**Short problem**
Retype the whole listing below, character for character.

**Supplied entries**
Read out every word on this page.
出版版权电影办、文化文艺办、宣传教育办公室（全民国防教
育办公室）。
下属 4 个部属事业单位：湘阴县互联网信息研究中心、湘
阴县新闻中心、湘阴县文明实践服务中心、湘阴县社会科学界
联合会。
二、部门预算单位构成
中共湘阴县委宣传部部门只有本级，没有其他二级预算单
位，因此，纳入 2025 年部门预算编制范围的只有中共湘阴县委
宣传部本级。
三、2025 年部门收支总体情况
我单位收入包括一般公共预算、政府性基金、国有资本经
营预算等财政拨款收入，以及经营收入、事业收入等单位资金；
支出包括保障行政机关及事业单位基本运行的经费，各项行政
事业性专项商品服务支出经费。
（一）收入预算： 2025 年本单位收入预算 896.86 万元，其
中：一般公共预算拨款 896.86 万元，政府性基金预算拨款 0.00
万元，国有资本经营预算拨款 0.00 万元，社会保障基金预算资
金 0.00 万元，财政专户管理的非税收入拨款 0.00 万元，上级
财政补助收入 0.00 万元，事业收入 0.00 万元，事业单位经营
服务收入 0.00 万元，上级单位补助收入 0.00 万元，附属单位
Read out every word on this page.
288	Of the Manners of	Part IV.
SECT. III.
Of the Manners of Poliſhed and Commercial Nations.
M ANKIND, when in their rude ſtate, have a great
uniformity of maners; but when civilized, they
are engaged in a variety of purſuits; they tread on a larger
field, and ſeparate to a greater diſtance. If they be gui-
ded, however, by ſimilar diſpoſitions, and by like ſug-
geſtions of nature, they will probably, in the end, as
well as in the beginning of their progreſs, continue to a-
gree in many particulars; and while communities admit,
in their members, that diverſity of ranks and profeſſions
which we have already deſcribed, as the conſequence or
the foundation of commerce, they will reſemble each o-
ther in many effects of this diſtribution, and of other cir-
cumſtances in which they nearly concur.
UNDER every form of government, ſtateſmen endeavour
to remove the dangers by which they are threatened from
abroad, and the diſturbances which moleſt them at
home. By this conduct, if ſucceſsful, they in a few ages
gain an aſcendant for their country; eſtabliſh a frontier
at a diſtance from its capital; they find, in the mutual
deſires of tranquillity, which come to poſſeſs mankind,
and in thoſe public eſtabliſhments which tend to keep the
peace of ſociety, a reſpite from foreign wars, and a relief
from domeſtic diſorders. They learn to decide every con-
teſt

**Exercise output**
Read out every word on this page.
出版版权电影办、文化文艺办、宣传教育办公室（全民国防教
育办公室）。
下属 4 个部属事业单位：湘阴县互联网信息研究中心、湘
阴县新闻中心、湘阴县文明实践服务中心、湘阴县社会科学界
联合会。
二、部门预算单位构成
中共湘阴县委宣传部部门只有本级，没有其他二级预算单
位，因此，纳入 2025 年部门预算编制范围的只有中共湘阴县委
宣传部本级。
三、2025 年部门收支总体情况
我单位收入包括一般公共预算、政府性基金、国有资本经
营预算等财政拨款收入，以及经营收入、事业收入等单位资金；
支出包括保障行政机关及事业单位基本运行的经费，各项行政
事业性专项商品服务支出经费。
（一）收入预算： 2025 年本单位收入预算 896.86 万元，其
中：一般公共预算拨款 896.86 万元，政府性基金预算拨款 0.00
万元，国有资本经营预算拨款 0.00 万元，社会保障基金预算资
金 0.00 万元，财政专户管理的非税收入拨款 0.00 万元，上级
财政补助收入 0.00 万元，事业收入 0.00 万元，事业单位经营
服务收入 0.00 万元，上级单位补助收入 0.00 万元，附属单位
Read out every word on this page.
288	Of the Manners of	Part IV.
SECT. III.
Of the Manners of Poliſhed and Commercial Nations.
M ANKIND, when in their rude ſtate, have a great
uniformity of maners; but when civilized, they
are engaged in a variety of purſuits; they tread on a larger
field, and ſeparate to a greater diſtance. If they be gui-
ded, however, by ſimilar diſpoſitions, and by like ſug-
geſtions of nature, they will probably, in the end, as
well as in the beginning of their progreſs, continue to a-
gree in many particulars; and while communities admit,
in their members, that diverſity of ranks and profeſſions
which we have already deſcribed, as the conſequence or
the foundation of commerce, they will reſemble each o-
ther in many effects of this diſtribution, and of other cir-
cumſtances in which they nearly concur.
UNDER every form of government, ſtateſmen endeavour
to remove the dangers by which they are threatened from
abroad, and the diſturbances which moleſt them at
home. By this conduct, if ſucceſsful, they in a few ages
gain an aſcendant for their country; eſtabliſh a frontier
at a diſtance from its capital; they find, in the mutual
deſires of tranquillity, which come to poſſeſs mankind,
and in thoſe public eſtabliſhments which tend to keep the
peace of ſociety, a reſpite from foreign wars, and a relief
from domeſtic diſorders. They learn to decide every con-
teſt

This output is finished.